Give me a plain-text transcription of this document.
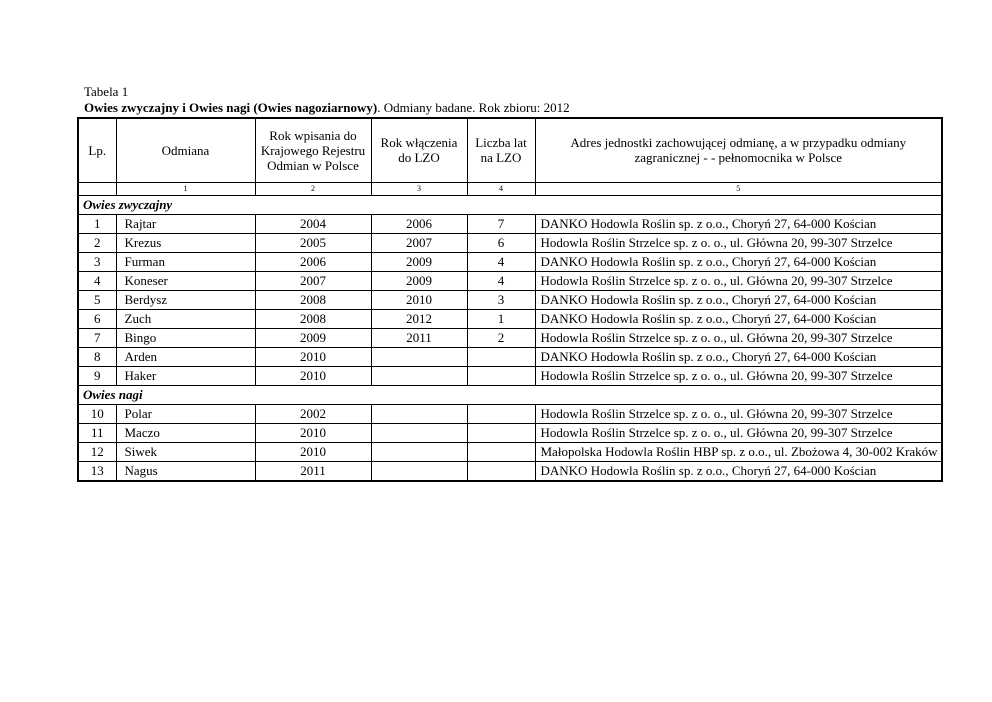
Tabela 1
Owies zwyczajny i Owies nagi (Owies nagoziarnowy). Odmiany badane. Rok zbioru: 2012
Lp.	Odmiana	Rok wpisania do Krajowego Rejestru Odmian w Polsce	Rok włączenia do LZO	Liczba lat na LZO	Adres jednostki zachowującej odmianę, a w przypadku odmiany zagranicznej - - pełnomocnika w Polsce
	1	2	3	4	5
Owies zwyczajny					
1	Rajtar	2004	2006	7	DANKO Hodowla Roślin sp. z o.o., Choryń 27, 64-000 Kościan
2	Krezus	2005	2007	6	Hodowla Roślin Strzelce sp. z o. o., ul. Główna 20, 99-307 Strzelce
3	Furman	2006	2009	4	DANKO Hodowla Roślin sp. z o.o., Choryń 27, 64-000 Kościan
4	Koneser	2007	2009	4	Hodowla Roślin Strzelce sp. z o. o., ul. Główna 20, 99-307 Strzelce
5	Berdysz	2008	2010	3	DANKO Hodowla Roślin sp. z o.o., Choryń 27, 64-000 Kościan
6	Zuch	2008	2012	1	DANKO Hodowla Roślin sp. z o.o., Choryń 27, 64-000 Kościan
7	Bingo	2009	2011	2	Hodowla Roślin Strzelce sp. z o. o., ul. Główna 20, 99-307 Strzelce
8	Arden	2010			DANKO Hodowla Roślin sp. z o.o., Choryń 27, 64-000 Kościan
9	Haker	2010			Hodowla Roślin Strzelce sp. z o. o., ul. Główna 20, 99-307 Strzelce
Owies nagi					
10	Polar	2002			Hodowla Roślin Strzelce sp. z o. o., ul. Główna 20, 99-307 Strzelce
11	Maczo	2010			Hodowla Roślin Strzelce sp. z o. o., ul. Główna 20, 99-307 Strzelce
12	Siwek	2010			Małopolska Hodowla Roślin HBP sp. z o.o., ul. Zbożowa 4, 30-002 Kraków
13	Nagus	2011			DANKO Hodowla Roślin sp. z o.o., Choryń 27, 64-000 Kościan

**Directions for this task:**
Quote every line of the records above exactly; no picture is to be copied.

**Correct result:**
Give me a plain-text transcription of this document.
Tabela 1
Owies zwyczajny i Owies nagi (Owies nagoziarnowy). Odmiany badane. Rok zbioru: 2012
Lp.	Odmiana	Rok wpisania do Krajowego Rejestru Odmian w Polsce	Rok włączenia do LZO	Liczba lat na LZO	Adres jednostki zachowującej odmianę, a w przypadku odmiany zagranicznej - - pełnomocnika w Polsce
	1	2	3	4	5
Owies zwyczajny					
1	Rajtar	2004	2006	7	DANKO Hodowla Roślin sp. z o.o., Choryń 27, 64-000 Kościan
2	Krezus	2005	2007	6	Hodowla Roślin Strzelce sp. z o. o., ul. Główna 20, 99-307 Strzelce
3	Furman	2006	2009	4	DANKO Hodowla Roślin sp. z o.o., Choryń 27, 64-000 Kościan
4	Koneser	2007	2009	4	Hodowla Roślin Strzelce sp. z o. o., ul. Główna 20, 99-307 Strzelce
5	Berdysz	2008	2010	3	DANKO Hodowla Roślin sp. z o.o., Choryń 27, 64-000 Kościan
6	Zuch	2008	2012	1	DANKO Hodowla Roślin sp. z o.o., Choryń 27, 64-000 Kościan
7	Bingo	2009	2011	2	Hodowla Roślin Strzelce sp. z o. o., ul. Główna 20, 99-307 Strzelce
8	Arden	2010			DANKO Hodowla Roślin sp. z o.o., Choryń 27, 64-000 Kościan
9	Haker	2010			Hodowla Roślin Strzelce sp. z o. o., ul. Główna 20, 99-307 Strzelce
Owies nagi					
10	Polar	2002			Hodowla Roślin Strzelce sp. z o. o., ul. Główna 20, 99-307 Strzelce
11	Maczo	2010			Hodowla Roślin Strzelce sp. z o. o., ul. Główna 20, 99-307 Strzelce
12	Siwek	2010			Małopolska Hodowla Roślin HBP sp. z o.o., ul. Zbożowa 4, 30-002 Kraków
13	Nagus	2011			DANKO Hodowla Roślin sp. z o.o., Choryń 27, 64-000 Kościan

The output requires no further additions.